# WHAT IS NEEDED:
Every entry here needs to be repeated exactly.

━━━ DATA TO PROCESS

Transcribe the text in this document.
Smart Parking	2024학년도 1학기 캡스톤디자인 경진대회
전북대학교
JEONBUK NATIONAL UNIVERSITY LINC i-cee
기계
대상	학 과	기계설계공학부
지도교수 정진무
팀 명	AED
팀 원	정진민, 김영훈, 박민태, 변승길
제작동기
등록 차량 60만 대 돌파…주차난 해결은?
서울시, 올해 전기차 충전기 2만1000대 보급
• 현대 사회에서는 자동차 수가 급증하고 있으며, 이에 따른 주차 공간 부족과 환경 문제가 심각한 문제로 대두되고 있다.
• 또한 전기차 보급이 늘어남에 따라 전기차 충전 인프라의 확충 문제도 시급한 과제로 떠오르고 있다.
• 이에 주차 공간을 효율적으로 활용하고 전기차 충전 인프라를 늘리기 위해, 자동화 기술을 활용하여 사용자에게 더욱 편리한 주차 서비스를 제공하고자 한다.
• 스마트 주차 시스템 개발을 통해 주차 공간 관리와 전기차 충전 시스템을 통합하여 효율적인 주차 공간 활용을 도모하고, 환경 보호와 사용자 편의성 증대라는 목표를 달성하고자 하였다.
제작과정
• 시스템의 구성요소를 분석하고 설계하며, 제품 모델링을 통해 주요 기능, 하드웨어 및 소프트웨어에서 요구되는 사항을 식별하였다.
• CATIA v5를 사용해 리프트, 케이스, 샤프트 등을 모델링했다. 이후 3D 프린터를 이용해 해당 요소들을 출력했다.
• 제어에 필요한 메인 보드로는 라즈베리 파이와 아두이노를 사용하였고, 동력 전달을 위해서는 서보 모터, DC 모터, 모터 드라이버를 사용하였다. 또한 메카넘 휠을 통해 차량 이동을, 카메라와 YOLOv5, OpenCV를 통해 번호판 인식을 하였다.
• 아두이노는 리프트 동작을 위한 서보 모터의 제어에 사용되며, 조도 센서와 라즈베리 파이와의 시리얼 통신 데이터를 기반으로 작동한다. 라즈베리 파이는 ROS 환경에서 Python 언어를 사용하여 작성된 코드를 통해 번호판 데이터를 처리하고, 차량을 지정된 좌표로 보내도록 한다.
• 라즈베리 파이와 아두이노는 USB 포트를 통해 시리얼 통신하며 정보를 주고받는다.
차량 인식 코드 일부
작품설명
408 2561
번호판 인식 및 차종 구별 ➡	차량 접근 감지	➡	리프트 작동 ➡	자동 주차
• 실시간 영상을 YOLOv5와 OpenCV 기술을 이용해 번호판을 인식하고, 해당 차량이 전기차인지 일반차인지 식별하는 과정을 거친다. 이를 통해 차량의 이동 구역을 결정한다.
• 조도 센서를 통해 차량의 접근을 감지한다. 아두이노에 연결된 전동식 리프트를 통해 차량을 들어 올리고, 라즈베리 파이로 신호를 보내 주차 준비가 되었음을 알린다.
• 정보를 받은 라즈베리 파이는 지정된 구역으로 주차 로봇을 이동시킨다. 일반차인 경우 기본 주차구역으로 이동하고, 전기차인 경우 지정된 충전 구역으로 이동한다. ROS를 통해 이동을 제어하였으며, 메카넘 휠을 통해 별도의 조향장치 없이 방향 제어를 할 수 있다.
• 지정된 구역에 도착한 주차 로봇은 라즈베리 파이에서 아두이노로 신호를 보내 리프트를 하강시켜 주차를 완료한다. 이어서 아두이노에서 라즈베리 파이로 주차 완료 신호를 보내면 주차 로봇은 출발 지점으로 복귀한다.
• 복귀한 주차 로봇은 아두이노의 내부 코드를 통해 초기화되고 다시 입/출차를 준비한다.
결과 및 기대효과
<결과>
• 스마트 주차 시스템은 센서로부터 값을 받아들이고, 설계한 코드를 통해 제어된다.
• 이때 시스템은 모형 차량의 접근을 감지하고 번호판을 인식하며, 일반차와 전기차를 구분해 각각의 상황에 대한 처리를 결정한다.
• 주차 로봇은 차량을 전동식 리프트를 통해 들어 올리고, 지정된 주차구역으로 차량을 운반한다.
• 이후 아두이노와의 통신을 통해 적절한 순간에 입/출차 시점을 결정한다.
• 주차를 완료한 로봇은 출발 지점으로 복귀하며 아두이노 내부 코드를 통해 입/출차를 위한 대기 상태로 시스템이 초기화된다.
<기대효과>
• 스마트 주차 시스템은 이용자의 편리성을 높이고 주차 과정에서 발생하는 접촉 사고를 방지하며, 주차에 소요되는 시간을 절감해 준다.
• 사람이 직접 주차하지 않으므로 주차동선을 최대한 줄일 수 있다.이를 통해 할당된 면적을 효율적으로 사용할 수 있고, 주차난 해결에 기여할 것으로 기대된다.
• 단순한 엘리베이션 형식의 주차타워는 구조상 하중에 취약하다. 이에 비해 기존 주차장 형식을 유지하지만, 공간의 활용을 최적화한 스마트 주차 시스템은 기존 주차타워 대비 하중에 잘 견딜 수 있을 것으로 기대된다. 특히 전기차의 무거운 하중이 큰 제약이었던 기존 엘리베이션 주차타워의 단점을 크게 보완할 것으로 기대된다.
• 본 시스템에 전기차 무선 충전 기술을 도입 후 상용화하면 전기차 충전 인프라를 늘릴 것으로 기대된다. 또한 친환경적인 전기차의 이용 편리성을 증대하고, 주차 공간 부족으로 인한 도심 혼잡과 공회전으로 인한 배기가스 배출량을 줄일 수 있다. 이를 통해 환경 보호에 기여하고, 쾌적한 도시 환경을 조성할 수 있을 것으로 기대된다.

━━━━━━

# RESULT OF THIS TASK:
Transcribe the text in this document.
Smart Parking	2024학년도 1학기 캡스톤디자인 경진대회
전북대학교
JEONBUK NATIONAL UNIVERSITY LINC i-cee
기계
대상	학 과	기계설계공학부
지도교수 정진무
팀 명	AED
팀 원	정진민, 김영훈, 박민태, 변승길
제작동기
등록 차량 60만 대 돌파…주차난 해결은?
서울시, 올해 전기차 충전기 2만1000대 보급
• 현대 사회에서는 자동차 수가 급증하고 있으며, 이에 따른 주차 공간 부족과 환경 문제가 심각한 문제로 대두되고 있다.
• 또한 전기차 보급이 늘어남에 따라 전기차 충전 인프라의 확충 문제도 시급한 과제로 떠오르고 있다.
• 이에 주차 공간을 효율적으로 활용하고 전기차 충전 인프라를 늘리기 위해, 자동화 기술을 활용하여 사용자에게 더욱 편리한 주차 서비스를 제공하고자 한다.
• 스마트 주차 시스템 개발을 통해 주차 공간 관리와 전기차 충전 시스템을 통합하여 효율적인 주차 공간 활용을 도모하고, 환경 보호와 사용자 편의성 증대라는 목표를 달성하고자 하였다.
제작과정
• 시스템의 구성요소를 분석하고 설계하며, 제품 모델링을 통해 주요 기능, 하드웨어 및 소프트웨어에서 요구되는 사항을 식별하였다.
• CATIA v5를 사용해 리프트, 케이스, 샤프트 등을 모델링했다. 이후 3D 프린터를 이용해 해당 요소들을 출력했다.
• 제어에 필요한 메인 보드로는 라즈베리 파이와 아두이노를 사용하였고, 동력 전달을 위해서는 서보 모터, DC 모터, 모터 드라이버를 사용하였다. 또한 메카넘 휠을 통해 차량 이동을, 카메라와 YOLOv5, OpenCV를 통해 번호판 인식을 하였다.
• 아두이노는 리프트 동작을 위한 서보 모터의 제어에 사용되며, 조도 센서와 라즈베리 파이와의 시리얼 통신 데이터를 기반으로 작동한다. 라즈베리 파이는 ROS 환경에서 Python 언어를 사용하여 작성된 코드를 통해 번호판 데이터를 처리하고, 차량을 지정된 좌표로 보내도록 한다.
• 라즈베리 파이와 아두이노는 USB 포트를 통해 시리얼 통신하며 정보를 주고받는다.
차량 인식 코드 일부
작품설명
408 2561
번호판 인식 및 차종 구별 ➡	차량 접근 감지	➡	리프트 작동 ➡	자동 주차
• 실시간 영상을 YOLOv5와 OpenCV 기술을 이용해 번호판을 인식하고, 해당 차량이 전기차인지 일반차인지 식별하는 과정을 거친다. 이를 통해 차량의 이동 구역을 결정한다.
• 조도 센서를 통해 차량의 접근을 감지한다. 아두이노에 연결된 전동식 리프트를 통해 차량을 들어 올리고, 라즈베리 파이로 신호를 보내 주차 준비가 되었음을 알린다.
• 정보를 받은 라즈베리 파이는 지정된 구역으로 주차 로봇을 이동시킨다. 일반차인 경우 기본 주차구역으로 이동하고, 전기차인 경우 지정된 충전 구역으로 이동한다. ROS를 통해 이동을 제어하였으며, 메카넘 휠을 통해 별도의 조향장치 없이 방향 제어를 할 수 있다.
• 지정된 구역에 도착한 주차 로봇은 라즈베리 파이에서 아두이노로 신호를 보내 리프트를 하강시켜 주차를 완료한다. 이어서 아두이노에서 라즈베리 파이로 주차 완료 신호를 보내면 주차 로봇은 출발 지점으로 복귀한다.
• 복귀한 주차 로봇은 아두이노의 내부 코드를 통해 초기화되고 다시 입/출차를 준비한다.
결과 및 기대효과
<결과>
• 스마트 주차 시스템은 센서로부터 값을 받아들이고, 설계한 코드를 통해 제어된다.
• 이때 시스템은 모형 차량의 접근을 감지하고 번호판을 인식하며, 일반차와 전기차를 구분해 각각의 상황에 대한 처리를 결정한다.
• 주차 로봇은 차량을 전동식 리프트를 통해 들어 올리고, 지정된 주차구역으로 차량을 운반한다.
• 이후 아두이노와의 통신을 통해 적절한 순간에 입/출차 시점을 결정한다.
• 주차를 완료한 로봇은 출발 지점으로 복귀하며 아두이노 내부 코드를 통해 입/출차를 위한 대기 상태로 시스템이 초기화된다.
<기대효과>
• 스마트 주차 시스템은 이용자의 편리성을 높이고 주차 과정에서 발생하는 접촉 사고를 방지하며, 주차에 소요되는 시간을 절감해 준다.
• 사람이 직접 주차하지 않으므로 주차동선을 최대한 줄일 수 있다.이를 통해 할당된 면적을 효율적으로 사용할 수 있고, 주차난 해결에 기여할 것으로 기대된다.
• 단순한 엘리베이션 형식의 주차타워는 구조상 하중에 취약하다. 이에 비해 기존 주차장 형식을 유지하지만, 공간의 활용을 최적화한 스마트 주차 시스템은 기존 주차타워 대비 하중에 잘 견딜 수 있을 것으로 기대된다. 특히 전기차의 무거운 하중이 큰 제약이었던 기존 엘리베이션 주차타워의 단점을 크게 보완할 것으로 기대된다.
• 본 시스템에 전기차 무선 충전 기술을 도입 후 상용화하면 전기차 충전 인프라를 늘릴 것으로 기대된다. 또한 친환경적인 전기차의 이용 편리성을 증대하고, 주차 공간 부족으로 인한 도심 혼잡과 공회전으로 인한 배기가스 배출량을 줄일 수 있다. 이를 통해 환경 보호에 기여하고, 쾌적한 도시 환경을 조성할 수 있을 것으로 기대된다.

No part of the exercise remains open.